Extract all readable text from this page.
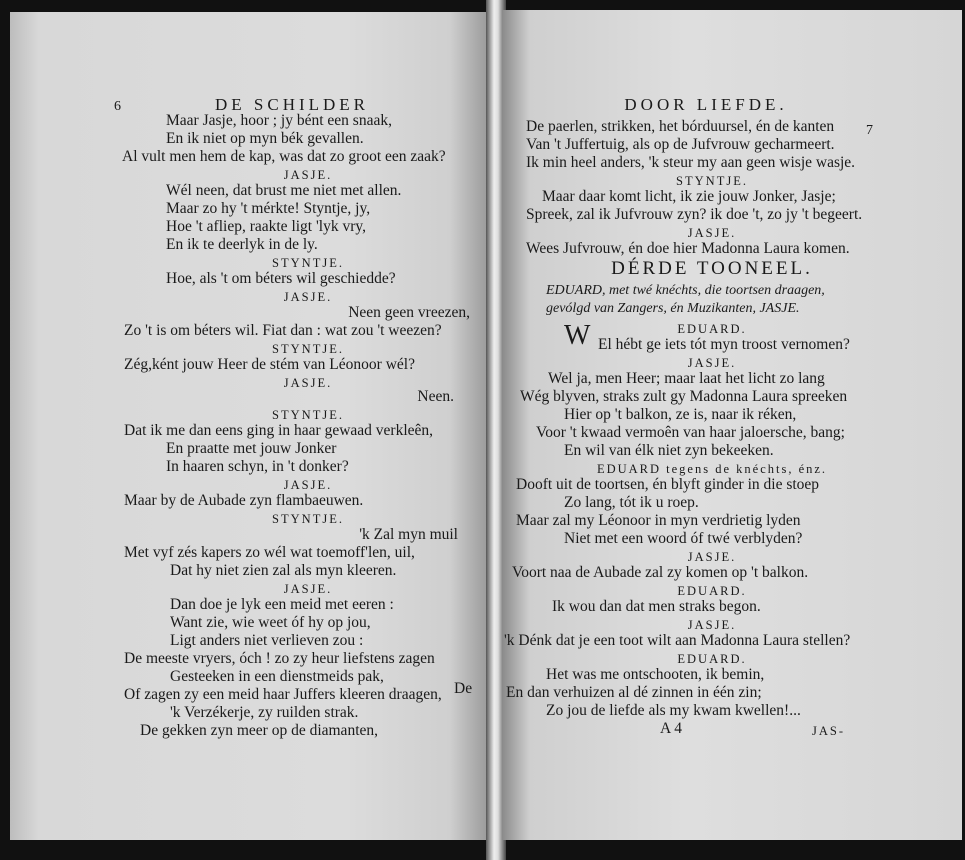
6	DE SCHILDER
Maar Jasje, hoor ; jy bént een snaak,
En ik niet op myn bék gevallen.
Al vult men hem de kap, was dat zo groot een zaak?
JASJE.
Wél neen, dat brust me niet met allen.
Maar zo hy 't mérkte! Styntje, jy,
Hoe 't afliep, raakte ligt 'lyk vry,
En ik te deerlyk in de ly.
STYNTJE.
Hoe, als 't om béters wil geschiedde?
JASJE.
Neen geen vreezen,
Zo 't is om béters wil. Fiat dan : wat zou 't weezen?
STYNTJE.
Zég,ként jouw Heer de stém van Léonoor wél?
JASJE.
Neen.
STYNTJE.
Dat ik me dan eens ging in haar gewaad verkleên,
En praatte met jouw Jonker
In haaren schyn, in 't donker?
JASJE.
Maar by de Aubade zyn flambaeuwen.
STYNTJE.
'k Zal myn muil
Met vyf zés kapers zo wél wat toemoff'len, uil,
Dat hy niet zien zal als myn kleeren.
JASJE.
Dan doe je lyk een meid met eeren :
Want zie, wie weet óf hy op jou,
Ligt anders niet verlieven zou :
De meeste vryers, óch ! zo zy heur liefstens zagen
Gesteeken in een dienstmeids pak,
Of zagen zy een meid haar Juffers kleeren draagen,
'k Verzékerje, zy ruilden strak.
De gekken zyn meer op de diamanten,
De
DOOR LIEFDE.
7
De paerlen, strikken, het bórduursel, én de kanten
Van 't Juffertuig, als op de Jufvrouw gecharmeert.
Ik min heel anders, 'k steur my aan geen wisje wasje.
STYNTJE.
Maar daar komt licht, ik zie jouw Jonker, Jasje;
Spreek, zal ik Jufvrouw zyn? ik doe 't, zo jy 't begeert.
JASJE.
Wees Jufvrouw, én doe hier Madonna Laura komen.
DÉRDE TOONEEL.
EDUARD, met twé knéchts, die toortsen draagen,
gevólgd van Zangers, én Muzikanten, JASJE.
EDUARD.
W El hébt ge iets tót myn troost vernomen?
JASJE.
Wel ja, men Heer; maar laat het licht zo lang
Wég blyven, straks zult gy Madonna Laura spreeken
Hier op 't balkon, ze is, naar ik réken,
Voor 't kwaad vermoên van haar jaloersche, bang;
En wil van élk niet zyn bekeeken.
EDUARD tegens de knéchts, énz.
Dooft uit de toortsen, én blyft ginder in die stoep
Zo lang, tót ik u roep.
Maar zal my Léonoor in myn verdrietig lyden
Niet met een woord óf twé verblyden?
JASJE.
Voort naa de Aubade zal zy komen op 't balkon.
EDUARD.
Ik wou dan dat men straks begon.
JASJE.
'k Dénk dat je een toot wilt aan Madonna Laura stellen?
EDUARD.
Het was me ontschooten, ik bemin,
En dan verhuizen al dé zinnen in één zin;
Zo jou de liefde als my kwam kwellen!...
A 4	JAS-
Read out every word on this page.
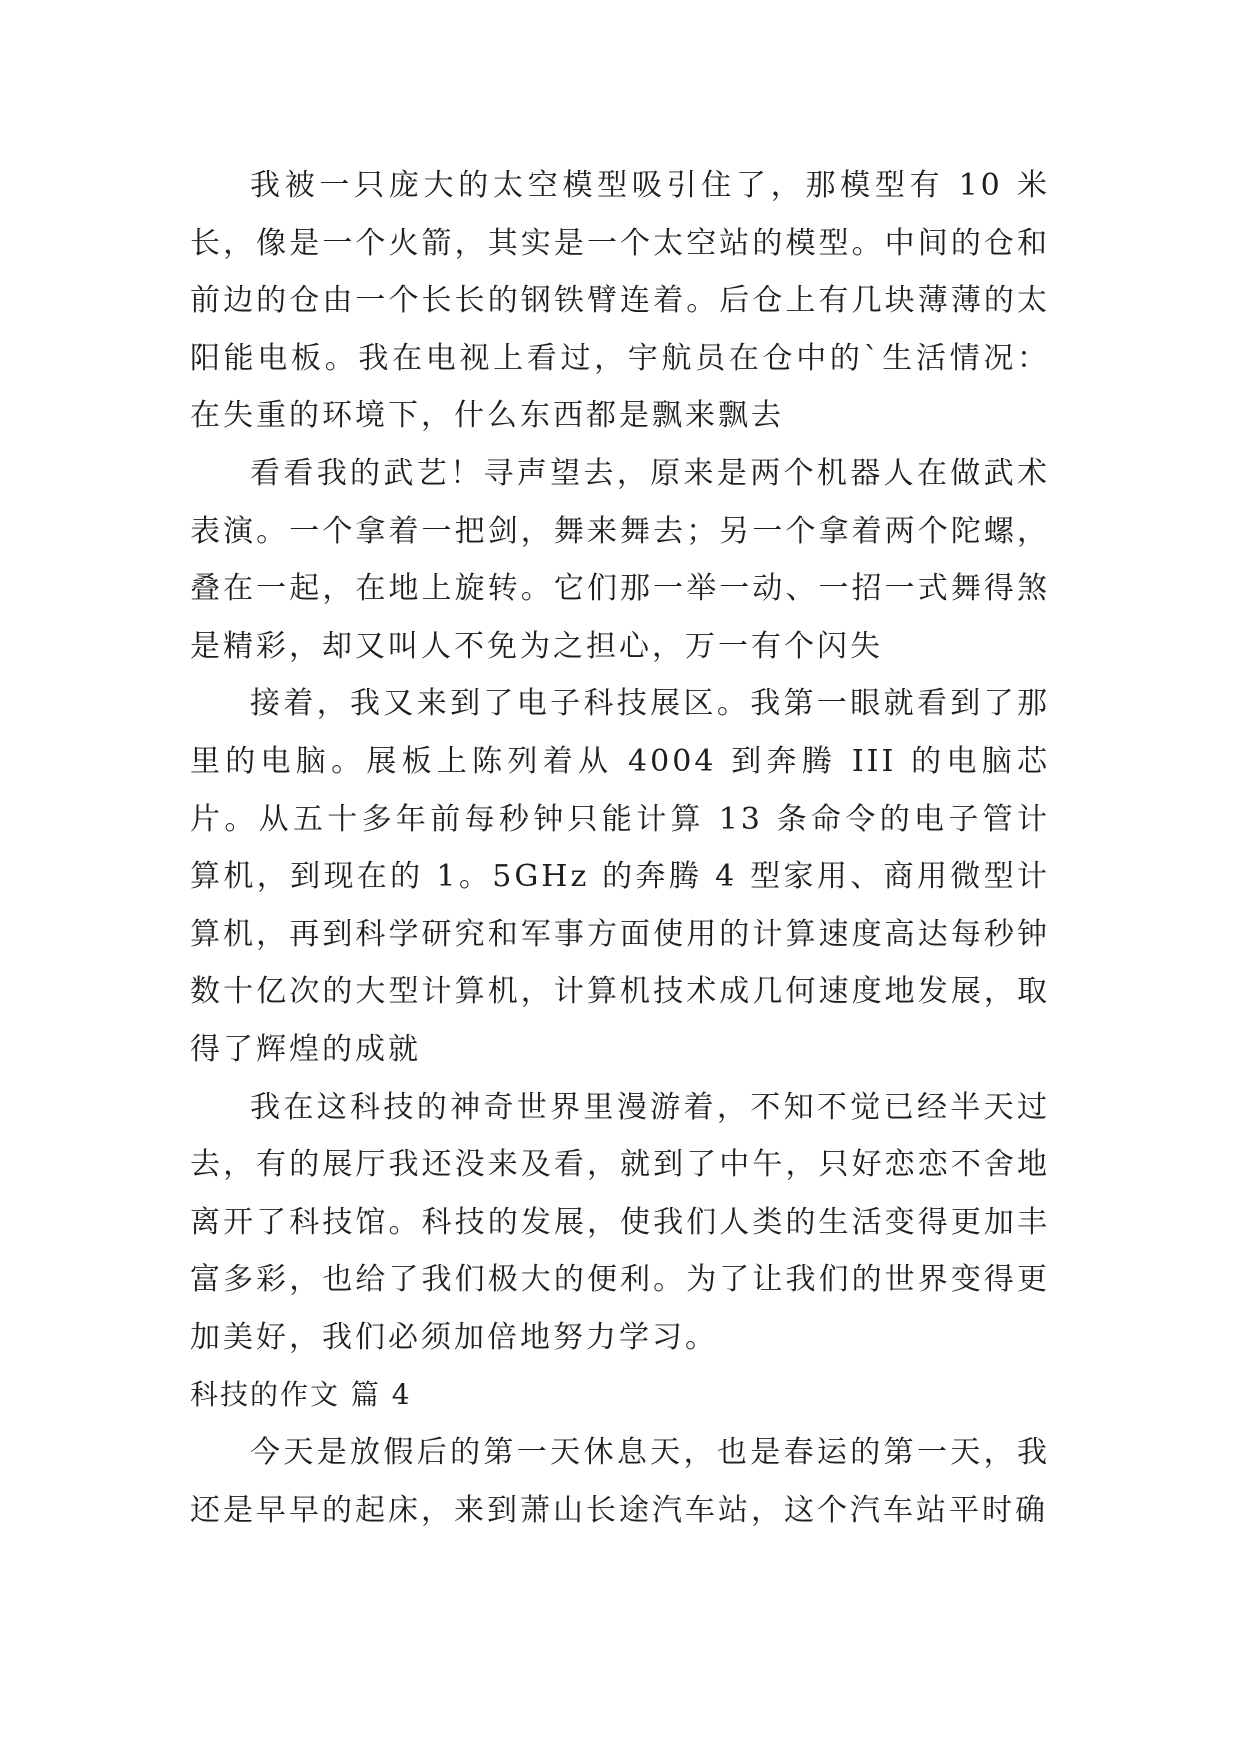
我被一只庞大的太空模型吸引住了，那模型有 10 米长，像是一个火箭，其实是一个太空站的模型。中间的仓和前边的仓由一个长长的钢铁臂连着。后仓上有几块薄薄的太阳能电板。我在电视上看过，宇航员在仓中的`生活情况：在失重的环境下，什么东西都是飘来飘去

看看我的武艺！寻声望去，原来是两个机器人在做武术表演。一个拿着一把剑，舞来舞去；另一个拿着两个陀螺，叠在一起，在地上旋转。它们那一举一动、一招一式舞得煞是精彩，却又叫人不免为之担心，万一有个闪失

接着，我又来到了电子科技展区。我第一眼就看到了那里的电脑。展板上陈列着从 4004 到奔腾 III 的电脑芯片。从五十多年前每秒钟只能计算 13 条命令的电子管计算机，到现在的 1。5GHz 的奔腾 4 型家用、商用微型计算机，再到科学研究和军事方面使用的计算速度高达每秒钟数十亿次的大型计算机，计算机技术成几何速度地发展，取得了辉煌的成就

我在这科技的神奇世界里漫游着，不知不觉已经半天过去，有的展厅我还没来及看，就到了中午，只好恋恋不舍地离开了科技馆。科技的发展，使我们人类的生活变得更加丰富多彩，也给了我们极大的便利。为了让我们的世界变得更加美好，我们必须加倍地努力学习。

科技的作文 篇 4

今天是放假后的第一天休息天，也是春运的第一天，我还是早早的起床，来到萧山长途汽车站，这个汽车站平时确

**AIM OF THE TASK:**
Filter for "zagen". Return all lines that hold it.

**FULL OUTPUT:**
De meeste vryers, óch ! zo zy heur liefstens zagen
Of zagen zy een meid haar Juffers kleeren draagen,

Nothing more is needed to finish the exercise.